Dataset items
—————

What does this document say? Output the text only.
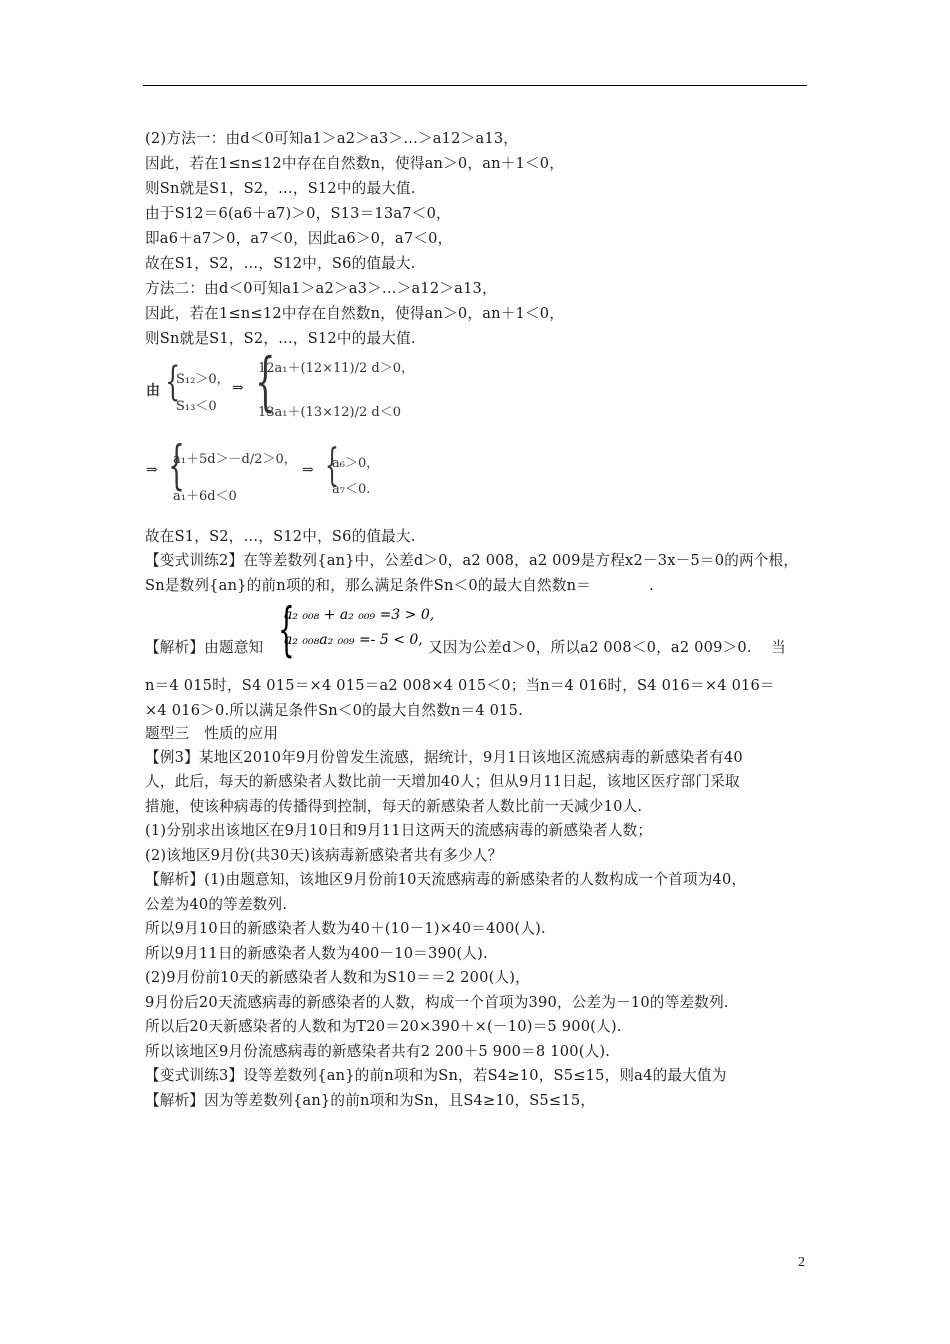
(2)方法一：由d＜0可知a1＞a2＞a3＞…＞a12＞a13，
因此，若在1≤n≤12中存在自然数n，使得an＞0，an＋1＜0，
则Sn就是S1，S2，…，S12中的最大值.
由于S12＝6(a6＋a7)＞0，S13＝13a7＜0，
即a6＋a7＞0，a7＜0，因此a6＞0，a7＜0，
故在S1，S2，…，S12中，S6的值最大.
方法二：由d＜0可知a1＞a2＞a3＞…＞a12＞a13，
因此，若在1≤n≤12中存在自然数n，使得an＞0，an＋1＜0，
则Sn就是S1，S2，…，S12中的最大值.
由 {
S₁₂＞0，
S₁₃＜0
⇒ {
12a₁＋(12×11)/2 d＞0，
13a₁＋(13×12)/2 d＜0
⇒ {
a₁＋5d＞－d/2＞0，
a₁＋6d＜0
⇒ {
a₆＞0，
a₇＜0.
故在S1，S2，…，S12中，S6的值最大.
【变式训练2】在等差数列{an}中，公差d＞0，a2 008，a2 009是方程x2－3x－5＝0的两个根，
Sn是数列{an}的前n项的和，那么满足条件Sn＜0的最大自然数n＝            .
【解析】由题意知 {
a₂ ₀₀₈ + a₂ ₀₀₉ =3 > 0,
a₂ ₀₀₈a₂ ₀₀₉ =- 5 < 0, 又因为公差d＞0，所以a2 008＜0，a2 009＞0.    当
n＝4 015时，S4 015＝×4 015＝a2 008×4 015＜0；当n＝4 016时，S4 016＝×4 016＝
×4 016＞0.所以满足条件Sn＜0的最大自然数n＝4 015.
题型三　性质的应用
【例3】某地区2010年9月份曾发生流感，据统计，9月1日该地区流感病毒的新感染者有40
人，此后，每天的新感染者人数比前一天增加40人；但从9月11日起，该地区医疗部门采取
措施，使该种病毒的传播得到控制，每天的新感染者人数比前一天减少10人.
(1)分别求出该地区在9月10日和9月11日这两天的流感病毒的新感染者人数；
(2)该地区9月份(共30天)该病毒新感染者共有多少人？
【解析】(1)由题意知，该地区9月份前10天流感病毒的新感染者的人数构成一个首项为40，
公差为40的等差数列.
所以9月10日的新感染者人数为40＋(10－1)×40＝400(人).
所以9月11日的新感染者人数为400－10＝390(人).
(2)9月份前10天的新感染者人数和为S10＝＝2 200(人)，
9月份后20天流感病毒的新感染者的人数，构成一个首项为390，公差为－10的等差数列.
所以后20天新感染者的人数和为T20＝20×390＋×(－10)＝5 900(人).
所以该地区9月份流感病毒的新感染者共有2 200＋5 900＝8 100(人).
【变式训练3】设等差数列{an}的前n项和为Sn，若S4≥10，S5≤15，则a4的最大值为
【解析】因为等差数列{an}的前n项和为Sn，且S4≥10，S5≤15，
2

—————

## Given task
Scan the material above and determine how many lines include the word "由题意知"; report only the number.

## Response below
2